#### [What you have to do]
Leave the pictures aside and write out exactly every line from the one containing "Extract all readable text from this page." through the last line.

= = = =

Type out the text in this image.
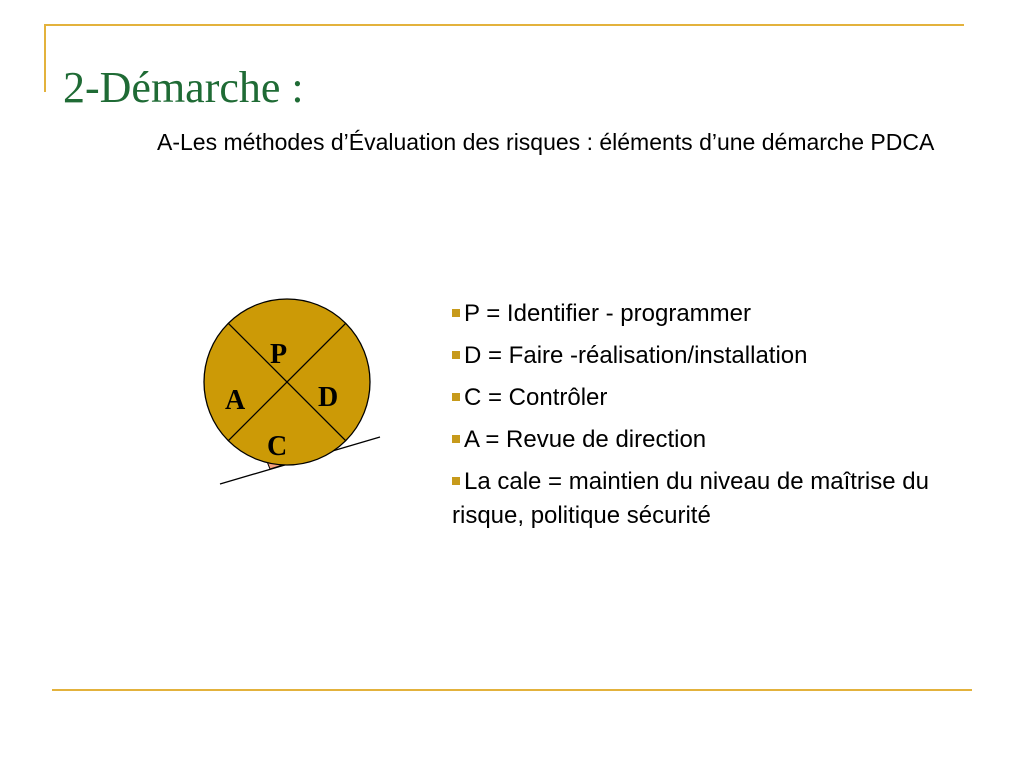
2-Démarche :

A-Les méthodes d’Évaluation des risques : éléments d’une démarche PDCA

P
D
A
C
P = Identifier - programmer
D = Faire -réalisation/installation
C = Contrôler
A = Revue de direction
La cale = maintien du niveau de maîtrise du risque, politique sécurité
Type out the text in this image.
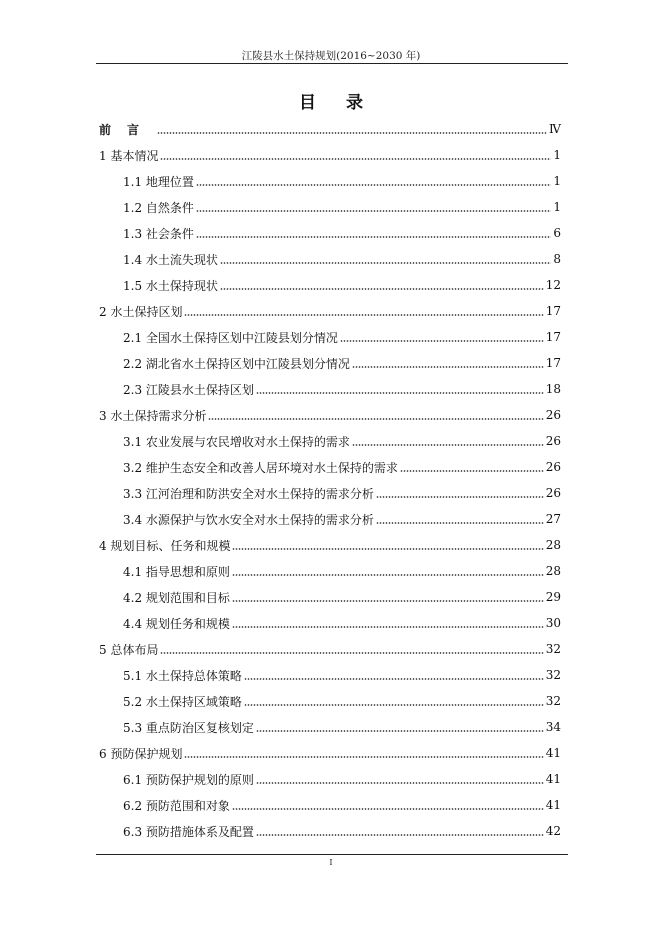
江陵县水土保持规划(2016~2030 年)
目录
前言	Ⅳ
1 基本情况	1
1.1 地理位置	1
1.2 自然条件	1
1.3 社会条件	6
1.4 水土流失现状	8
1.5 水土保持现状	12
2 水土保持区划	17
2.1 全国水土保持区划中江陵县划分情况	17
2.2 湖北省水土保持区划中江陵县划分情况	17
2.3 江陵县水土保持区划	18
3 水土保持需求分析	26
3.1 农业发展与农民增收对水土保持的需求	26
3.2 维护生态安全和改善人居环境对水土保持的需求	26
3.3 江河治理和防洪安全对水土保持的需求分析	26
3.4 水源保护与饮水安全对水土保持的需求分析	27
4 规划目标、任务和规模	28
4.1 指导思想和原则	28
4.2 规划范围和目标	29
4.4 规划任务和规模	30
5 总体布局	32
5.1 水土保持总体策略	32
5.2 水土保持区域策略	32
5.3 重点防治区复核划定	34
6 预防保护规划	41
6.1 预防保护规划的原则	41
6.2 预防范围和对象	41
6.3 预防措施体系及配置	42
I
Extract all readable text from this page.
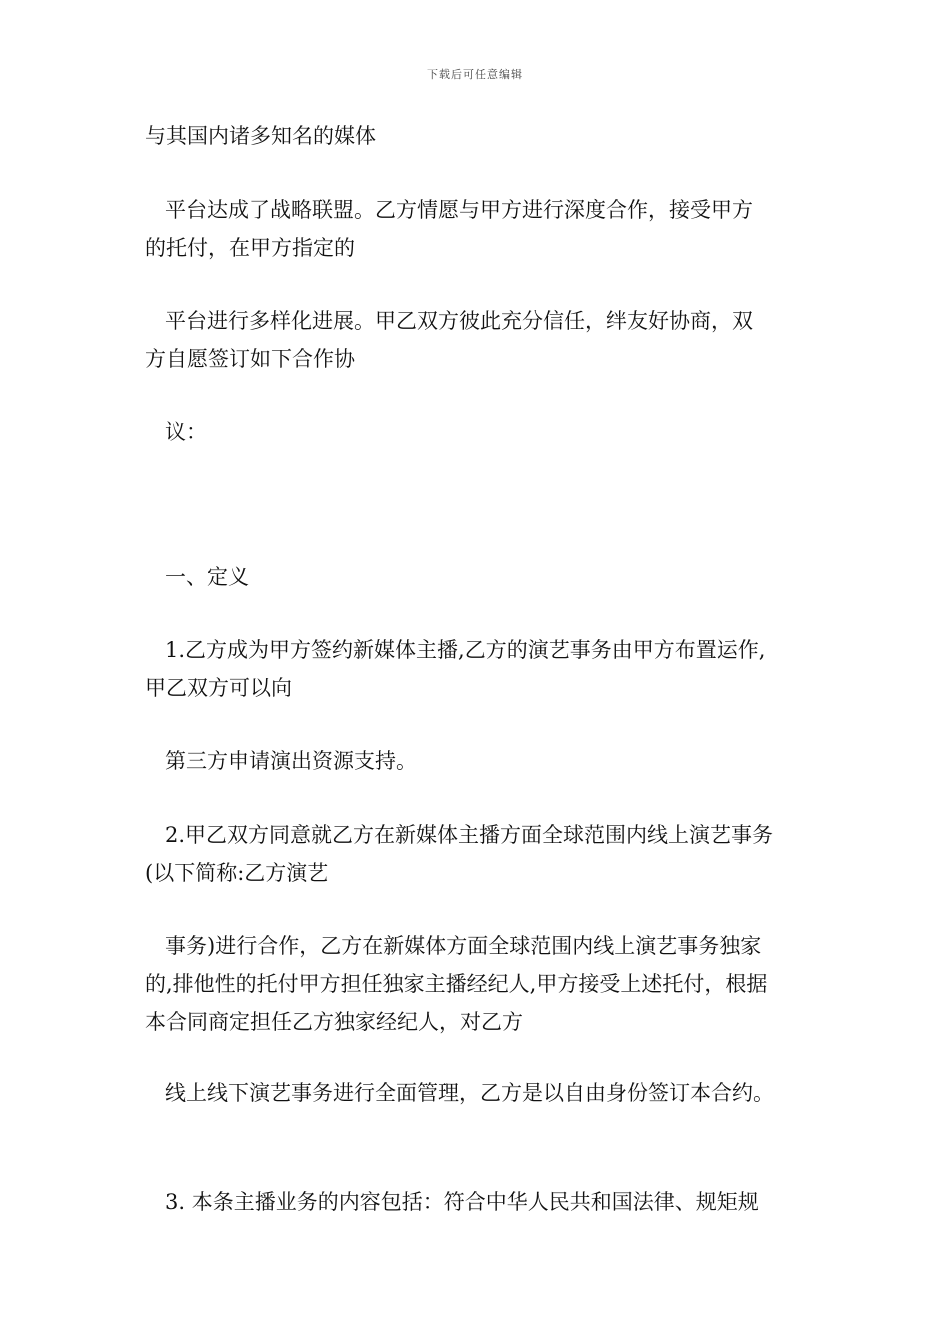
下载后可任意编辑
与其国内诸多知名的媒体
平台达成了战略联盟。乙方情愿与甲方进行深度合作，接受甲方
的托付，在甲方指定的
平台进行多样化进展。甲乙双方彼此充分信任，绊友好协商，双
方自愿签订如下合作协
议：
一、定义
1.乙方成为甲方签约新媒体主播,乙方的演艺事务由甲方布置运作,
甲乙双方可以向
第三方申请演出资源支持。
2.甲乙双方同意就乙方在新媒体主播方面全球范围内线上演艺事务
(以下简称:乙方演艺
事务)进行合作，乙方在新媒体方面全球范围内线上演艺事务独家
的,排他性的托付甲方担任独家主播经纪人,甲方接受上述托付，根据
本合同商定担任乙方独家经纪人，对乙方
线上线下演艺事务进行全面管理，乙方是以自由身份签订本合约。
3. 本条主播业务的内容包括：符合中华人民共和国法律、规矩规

= = = =

#### [Answer to this exercise]
Extract all readable text from this page.
下载后可任意编辑
与其国内诸多知名的媒体
平台达成了战略联盟。乙方情愿与甲方进行深度合作，接受甲方
的托付，在甲方指定的
平台进行多样化进展。甲乙双方彼此充分信任，绊友好协商，双
方自愿签订如下合作协
议：
一、定义
1.乙方成为甲方签约新媒体主播,乙方的演艺事务由甲方布置运作,
甲乙双方可以向
第三方申请演出资源支持。
2.甲乙双方同意就乙方在新媒体主播方面全球范围内线上演艺事务
(以下简称:乙方演艺
事务)进行合作，乙方在新媒体方面全球范围内线上演艺事务独家
的,排他性的托付甲方担任独家主播经纪人,甲方接受上述托付，根据
本合同商定担任乙方独家经纪人，对乙方
线上线下演艺事务进行全面管理，乙方是以自由身份签订本合约。
3. 本条主播业务的内容包括：符合中华人民共和国法律、规矩规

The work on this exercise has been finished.